## QUESTÃO A
Transcreva, na ordem, cada uma das frases do último parágrafo do texto sobre o pajé Guaíra.
## QUESTÃO B
Segundo o texto sobre o pajé Guaíra, de que idade ele se aproxima?
## QUESTÃO C
Prossiga o texto sobre o pajé Guaíra a partir da última frase apresentada.

## TRECHO PARA LEITURA
:::

O pajé Guaíra contempla o mar pela manhã com a serenidade dos olhos emblemáticos de quem retira das próprias reflexões o conhecimento necessário para lidar com os problemas do mundo.
Beirando os setenta anos, discerne entre tudo o que os brancos têm a oferecer o que há de aproveitável e o que deve ser mantido distante. Essa postura tranquila se estende para as próprias pessoas que cruzam seu caminho.
Perdeu a conta de quantas vezes, vendendo seu artesanato, viu alguém estereotipando um índio, com um grito agudo cortado por leves tapas nos lábios. Hoje isso provoca um suspiro involuntário. A indiferença externa camufla um certo desânimo diante da ignorância.
O artesanato é uma necessidade. A comida é comprada. As roupas também. A ideia romantizada do índio como um ser que vive na mata, extraindo tudo o que precisa da natureza que o cerca já não existe há séculos.

:::

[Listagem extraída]
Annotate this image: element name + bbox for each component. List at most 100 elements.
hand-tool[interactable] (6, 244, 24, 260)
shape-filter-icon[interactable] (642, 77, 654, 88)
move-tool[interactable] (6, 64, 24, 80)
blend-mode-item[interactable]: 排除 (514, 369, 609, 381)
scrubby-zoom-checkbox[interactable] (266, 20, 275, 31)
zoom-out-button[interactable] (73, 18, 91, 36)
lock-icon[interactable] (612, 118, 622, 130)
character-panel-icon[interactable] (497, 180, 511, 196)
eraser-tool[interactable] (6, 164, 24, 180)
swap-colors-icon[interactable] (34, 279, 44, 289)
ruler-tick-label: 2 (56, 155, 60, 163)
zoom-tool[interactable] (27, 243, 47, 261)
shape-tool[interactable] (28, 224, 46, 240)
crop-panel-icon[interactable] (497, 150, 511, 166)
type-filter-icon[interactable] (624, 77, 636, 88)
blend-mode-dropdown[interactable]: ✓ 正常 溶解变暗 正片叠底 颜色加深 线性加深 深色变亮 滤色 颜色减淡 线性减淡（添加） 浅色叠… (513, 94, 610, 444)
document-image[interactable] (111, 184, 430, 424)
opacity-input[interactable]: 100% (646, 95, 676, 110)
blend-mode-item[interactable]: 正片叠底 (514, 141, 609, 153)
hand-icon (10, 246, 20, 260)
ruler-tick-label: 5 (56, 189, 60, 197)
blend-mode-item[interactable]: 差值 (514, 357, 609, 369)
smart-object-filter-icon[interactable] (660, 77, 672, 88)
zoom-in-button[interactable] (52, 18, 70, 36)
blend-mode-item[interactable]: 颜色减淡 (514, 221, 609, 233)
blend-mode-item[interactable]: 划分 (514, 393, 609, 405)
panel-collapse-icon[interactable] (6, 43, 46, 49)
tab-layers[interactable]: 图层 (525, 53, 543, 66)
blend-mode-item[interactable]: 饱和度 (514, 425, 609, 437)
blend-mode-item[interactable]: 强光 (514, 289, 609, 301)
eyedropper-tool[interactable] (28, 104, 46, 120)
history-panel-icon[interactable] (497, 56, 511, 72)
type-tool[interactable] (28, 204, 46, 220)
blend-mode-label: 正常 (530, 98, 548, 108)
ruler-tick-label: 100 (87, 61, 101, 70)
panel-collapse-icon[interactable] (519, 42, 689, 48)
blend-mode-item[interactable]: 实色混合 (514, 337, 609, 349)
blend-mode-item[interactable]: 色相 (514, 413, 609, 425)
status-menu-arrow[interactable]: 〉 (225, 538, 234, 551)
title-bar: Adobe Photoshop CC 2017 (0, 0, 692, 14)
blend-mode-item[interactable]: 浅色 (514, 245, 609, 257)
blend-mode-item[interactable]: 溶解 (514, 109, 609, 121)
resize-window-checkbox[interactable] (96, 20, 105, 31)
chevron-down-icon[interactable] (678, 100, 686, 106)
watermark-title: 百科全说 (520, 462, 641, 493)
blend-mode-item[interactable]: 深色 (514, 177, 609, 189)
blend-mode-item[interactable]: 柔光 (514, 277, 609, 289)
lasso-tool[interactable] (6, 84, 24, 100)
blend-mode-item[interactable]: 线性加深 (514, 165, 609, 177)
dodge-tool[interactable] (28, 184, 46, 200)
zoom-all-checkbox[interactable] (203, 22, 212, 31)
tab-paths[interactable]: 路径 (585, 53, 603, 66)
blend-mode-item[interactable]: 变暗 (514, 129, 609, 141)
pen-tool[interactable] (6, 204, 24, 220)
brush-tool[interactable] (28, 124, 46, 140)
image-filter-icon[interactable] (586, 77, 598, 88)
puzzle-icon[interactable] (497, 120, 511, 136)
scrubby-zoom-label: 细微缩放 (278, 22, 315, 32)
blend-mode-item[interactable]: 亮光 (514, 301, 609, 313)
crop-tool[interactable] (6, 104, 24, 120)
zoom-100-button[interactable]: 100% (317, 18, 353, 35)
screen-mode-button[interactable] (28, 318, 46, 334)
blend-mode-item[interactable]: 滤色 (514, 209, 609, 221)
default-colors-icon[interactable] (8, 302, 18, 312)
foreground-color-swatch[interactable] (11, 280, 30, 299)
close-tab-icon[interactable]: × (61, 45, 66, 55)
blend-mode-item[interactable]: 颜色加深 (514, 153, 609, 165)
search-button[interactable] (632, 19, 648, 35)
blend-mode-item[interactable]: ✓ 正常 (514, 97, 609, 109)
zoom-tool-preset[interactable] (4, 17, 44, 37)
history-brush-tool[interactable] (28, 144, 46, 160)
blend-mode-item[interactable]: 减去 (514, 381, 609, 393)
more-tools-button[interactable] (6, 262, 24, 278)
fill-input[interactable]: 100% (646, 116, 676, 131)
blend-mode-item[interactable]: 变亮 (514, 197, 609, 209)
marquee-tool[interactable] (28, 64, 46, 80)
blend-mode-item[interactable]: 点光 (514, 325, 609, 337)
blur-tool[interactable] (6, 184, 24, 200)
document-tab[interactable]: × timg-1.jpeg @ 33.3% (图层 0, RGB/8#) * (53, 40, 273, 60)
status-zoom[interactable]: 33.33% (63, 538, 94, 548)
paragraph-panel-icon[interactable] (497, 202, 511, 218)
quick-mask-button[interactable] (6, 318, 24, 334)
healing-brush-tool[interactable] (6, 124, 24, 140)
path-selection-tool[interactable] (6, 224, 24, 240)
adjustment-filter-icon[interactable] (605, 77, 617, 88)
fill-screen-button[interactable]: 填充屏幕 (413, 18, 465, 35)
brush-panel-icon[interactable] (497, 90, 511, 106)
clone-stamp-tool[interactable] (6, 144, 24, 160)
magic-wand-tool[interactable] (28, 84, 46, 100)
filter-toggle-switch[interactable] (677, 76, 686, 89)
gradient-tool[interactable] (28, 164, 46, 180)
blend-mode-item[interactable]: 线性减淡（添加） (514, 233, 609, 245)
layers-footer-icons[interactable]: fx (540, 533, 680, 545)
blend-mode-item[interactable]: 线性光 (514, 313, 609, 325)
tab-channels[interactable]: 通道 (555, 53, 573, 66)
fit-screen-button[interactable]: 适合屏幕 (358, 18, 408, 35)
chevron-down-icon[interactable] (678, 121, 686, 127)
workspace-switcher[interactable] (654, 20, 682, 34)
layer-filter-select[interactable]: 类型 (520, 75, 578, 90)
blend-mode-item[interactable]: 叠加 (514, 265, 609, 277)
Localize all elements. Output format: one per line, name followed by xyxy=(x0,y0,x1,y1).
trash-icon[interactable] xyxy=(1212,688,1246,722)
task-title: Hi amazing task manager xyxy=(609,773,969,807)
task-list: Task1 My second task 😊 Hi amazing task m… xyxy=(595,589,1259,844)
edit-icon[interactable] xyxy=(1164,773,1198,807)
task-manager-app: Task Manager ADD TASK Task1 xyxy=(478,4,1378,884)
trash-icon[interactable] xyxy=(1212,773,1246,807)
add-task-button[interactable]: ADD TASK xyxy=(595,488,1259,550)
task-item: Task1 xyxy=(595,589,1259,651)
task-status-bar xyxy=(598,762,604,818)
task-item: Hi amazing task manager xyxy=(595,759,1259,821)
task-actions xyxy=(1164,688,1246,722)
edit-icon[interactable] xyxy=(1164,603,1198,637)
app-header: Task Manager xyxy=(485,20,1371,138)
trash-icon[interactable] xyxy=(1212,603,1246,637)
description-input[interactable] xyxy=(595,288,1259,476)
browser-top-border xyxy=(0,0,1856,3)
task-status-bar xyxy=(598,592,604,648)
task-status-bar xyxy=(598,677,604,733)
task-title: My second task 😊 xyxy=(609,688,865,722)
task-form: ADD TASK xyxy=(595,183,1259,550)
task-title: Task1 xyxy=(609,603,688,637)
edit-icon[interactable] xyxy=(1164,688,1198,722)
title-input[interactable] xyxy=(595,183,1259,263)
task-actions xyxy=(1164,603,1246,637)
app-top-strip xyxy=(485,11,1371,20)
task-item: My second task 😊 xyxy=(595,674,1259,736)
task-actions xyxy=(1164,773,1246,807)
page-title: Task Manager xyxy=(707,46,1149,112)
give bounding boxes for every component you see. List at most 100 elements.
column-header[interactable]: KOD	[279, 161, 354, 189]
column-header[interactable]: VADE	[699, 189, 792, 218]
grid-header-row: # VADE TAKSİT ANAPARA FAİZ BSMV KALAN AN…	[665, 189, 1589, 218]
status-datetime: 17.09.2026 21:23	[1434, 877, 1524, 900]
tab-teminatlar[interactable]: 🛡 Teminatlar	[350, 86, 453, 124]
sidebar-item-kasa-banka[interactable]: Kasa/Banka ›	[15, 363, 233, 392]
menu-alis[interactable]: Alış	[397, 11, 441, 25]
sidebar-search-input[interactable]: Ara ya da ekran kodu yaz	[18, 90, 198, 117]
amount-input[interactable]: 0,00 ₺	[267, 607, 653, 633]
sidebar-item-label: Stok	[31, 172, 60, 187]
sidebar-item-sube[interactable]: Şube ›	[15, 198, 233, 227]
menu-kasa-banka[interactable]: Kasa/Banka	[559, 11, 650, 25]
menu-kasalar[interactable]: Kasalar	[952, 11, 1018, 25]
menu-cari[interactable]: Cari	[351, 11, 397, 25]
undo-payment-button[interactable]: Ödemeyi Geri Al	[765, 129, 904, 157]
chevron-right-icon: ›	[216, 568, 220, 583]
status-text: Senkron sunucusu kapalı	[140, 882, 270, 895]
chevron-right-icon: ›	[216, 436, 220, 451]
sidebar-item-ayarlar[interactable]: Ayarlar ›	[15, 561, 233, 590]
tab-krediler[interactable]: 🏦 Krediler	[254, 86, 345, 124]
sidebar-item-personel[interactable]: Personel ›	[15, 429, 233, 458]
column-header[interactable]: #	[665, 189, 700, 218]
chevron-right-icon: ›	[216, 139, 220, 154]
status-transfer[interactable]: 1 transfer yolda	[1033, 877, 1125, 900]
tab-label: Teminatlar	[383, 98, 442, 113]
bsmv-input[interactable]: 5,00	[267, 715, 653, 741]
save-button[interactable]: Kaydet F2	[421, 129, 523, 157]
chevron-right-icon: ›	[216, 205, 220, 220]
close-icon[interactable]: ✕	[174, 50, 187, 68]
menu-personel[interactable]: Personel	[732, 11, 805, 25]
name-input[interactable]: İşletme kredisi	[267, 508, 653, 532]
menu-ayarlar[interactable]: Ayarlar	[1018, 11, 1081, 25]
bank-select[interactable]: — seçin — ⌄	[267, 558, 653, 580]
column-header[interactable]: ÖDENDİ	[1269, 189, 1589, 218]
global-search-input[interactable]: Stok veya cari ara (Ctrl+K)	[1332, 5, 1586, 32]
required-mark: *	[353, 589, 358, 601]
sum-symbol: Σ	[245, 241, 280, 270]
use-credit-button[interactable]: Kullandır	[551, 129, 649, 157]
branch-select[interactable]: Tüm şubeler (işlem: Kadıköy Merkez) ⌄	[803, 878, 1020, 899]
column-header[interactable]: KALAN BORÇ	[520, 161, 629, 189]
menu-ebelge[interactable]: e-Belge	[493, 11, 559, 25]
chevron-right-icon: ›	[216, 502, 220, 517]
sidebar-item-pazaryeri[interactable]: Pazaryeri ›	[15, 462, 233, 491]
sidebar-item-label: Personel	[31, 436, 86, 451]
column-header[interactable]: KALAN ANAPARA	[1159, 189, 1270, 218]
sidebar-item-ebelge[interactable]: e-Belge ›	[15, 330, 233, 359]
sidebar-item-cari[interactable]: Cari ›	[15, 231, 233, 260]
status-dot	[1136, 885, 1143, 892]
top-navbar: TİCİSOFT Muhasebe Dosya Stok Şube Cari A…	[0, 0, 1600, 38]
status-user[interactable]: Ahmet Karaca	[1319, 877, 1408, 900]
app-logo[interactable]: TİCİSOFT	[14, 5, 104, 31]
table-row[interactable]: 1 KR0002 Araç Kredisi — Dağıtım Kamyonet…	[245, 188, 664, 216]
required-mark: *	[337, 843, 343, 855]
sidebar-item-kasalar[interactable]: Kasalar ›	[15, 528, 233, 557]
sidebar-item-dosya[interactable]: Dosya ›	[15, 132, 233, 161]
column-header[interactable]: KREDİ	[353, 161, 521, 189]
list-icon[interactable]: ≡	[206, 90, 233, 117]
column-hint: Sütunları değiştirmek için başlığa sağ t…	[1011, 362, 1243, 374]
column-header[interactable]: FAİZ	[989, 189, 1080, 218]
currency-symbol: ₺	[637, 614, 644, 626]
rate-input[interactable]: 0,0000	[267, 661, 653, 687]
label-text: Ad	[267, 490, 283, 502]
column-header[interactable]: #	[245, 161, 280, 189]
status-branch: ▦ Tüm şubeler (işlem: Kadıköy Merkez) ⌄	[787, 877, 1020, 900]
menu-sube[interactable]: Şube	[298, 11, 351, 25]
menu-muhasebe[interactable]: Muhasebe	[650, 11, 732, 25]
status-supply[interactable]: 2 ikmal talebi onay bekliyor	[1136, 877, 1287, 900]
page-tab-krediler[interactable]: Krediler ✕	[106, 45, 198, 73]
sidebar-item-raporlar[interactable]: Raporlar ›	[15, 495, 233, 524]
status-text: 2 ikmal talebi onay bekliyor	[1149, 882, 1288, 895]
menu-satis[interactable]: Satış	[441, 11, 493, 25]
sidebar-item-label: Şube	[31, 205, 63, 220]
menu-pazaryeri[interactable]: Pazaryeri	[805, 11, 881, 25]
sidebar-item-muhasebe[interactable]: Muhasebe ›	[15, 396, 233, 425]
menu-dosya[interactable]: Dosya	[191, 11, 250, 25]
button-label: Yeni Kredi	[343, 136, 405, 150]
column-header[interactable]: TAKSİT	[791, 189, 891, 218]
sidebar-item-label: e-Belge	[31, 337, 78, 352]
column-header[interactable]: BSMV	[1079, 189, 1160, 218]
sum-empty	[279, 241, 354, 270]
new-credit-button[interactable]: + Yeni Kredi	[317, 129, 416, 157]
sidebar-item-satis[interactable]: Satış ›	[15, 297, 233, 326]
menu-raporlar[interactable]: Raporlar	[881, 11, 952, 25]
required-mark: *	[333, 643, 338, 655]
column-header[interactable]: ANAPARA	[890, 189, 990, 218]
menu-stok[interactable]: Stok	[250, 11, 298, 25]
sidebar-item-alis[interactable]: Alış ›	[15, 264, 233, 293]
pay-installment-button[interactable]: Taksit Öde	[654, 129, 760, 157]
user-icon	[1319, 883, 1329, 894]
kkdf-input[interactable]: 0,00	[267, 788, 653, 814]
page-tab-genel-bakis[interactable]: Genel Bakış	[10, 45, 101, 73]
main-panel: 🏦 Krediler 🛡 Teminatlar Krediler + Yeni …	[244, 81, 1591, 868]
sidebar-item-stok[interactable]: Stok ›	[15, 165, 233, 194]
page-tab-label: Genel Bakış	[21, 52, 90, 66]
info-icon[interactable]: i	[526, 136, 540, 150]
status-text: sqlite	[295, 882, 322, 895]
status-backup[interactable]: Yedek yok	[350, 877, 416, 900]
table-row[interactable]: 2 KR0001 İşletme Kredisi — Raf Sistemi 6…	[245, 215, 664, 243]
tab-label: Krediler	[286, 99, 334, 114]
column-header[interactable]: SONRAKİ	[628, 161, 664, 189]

:::

## RESPOSTA A
O artesanato é uma necessidade.
A comida é comprada.
As roupas também.
A ideia romantizada do índio como um ser que vive na mata, extraindo tudo o que precisa da natureza que o cerca já não existe há séculos.

## RESPOSTA B
Dos setenta anos.

## RESPOSTA C
Porém o que o velho índio realmente gosta é de pegar seu violão; desafinado e sem a sexta corda, mas suficiente para acompanhar seus cantos e rezas. É assim que ele, o último pajé de sua tribo, passa seus ensinamentos aos mais novos. Ser pajé é um dom. Exige muito conhecimento acumulado ao longo da vida, postura compatível com a responsabilidade de sua função, mas, sobretudo vocação para lidar com tamanha responsabilidade.
À luz da fogueira Guaíra conta como, quando ainda era criança, se aproximou da velha índia doente, estendeu as pequenas mas já calejadas mãos sobre o rosto dela e percorreu seu corpo, até sentir um peso ao chegar na perna ferida, que a impedia de se levantar. Cinco meses depois, com a índia já falecida, Guaíra sentia leve comichão em sua mão direita, aumentando cada vez mais. Com uma rama de unha-de-gato conseguiu extrair de um dos calos uma pedrinha branca.
Essa foi a primeira manifestação de seu dom. Tivessem os mais velhos acreditado na criança de instintos manifestos, poderiam ter tratado a mão que carregou a doença e salvado a índia, que morreu de corpo seco.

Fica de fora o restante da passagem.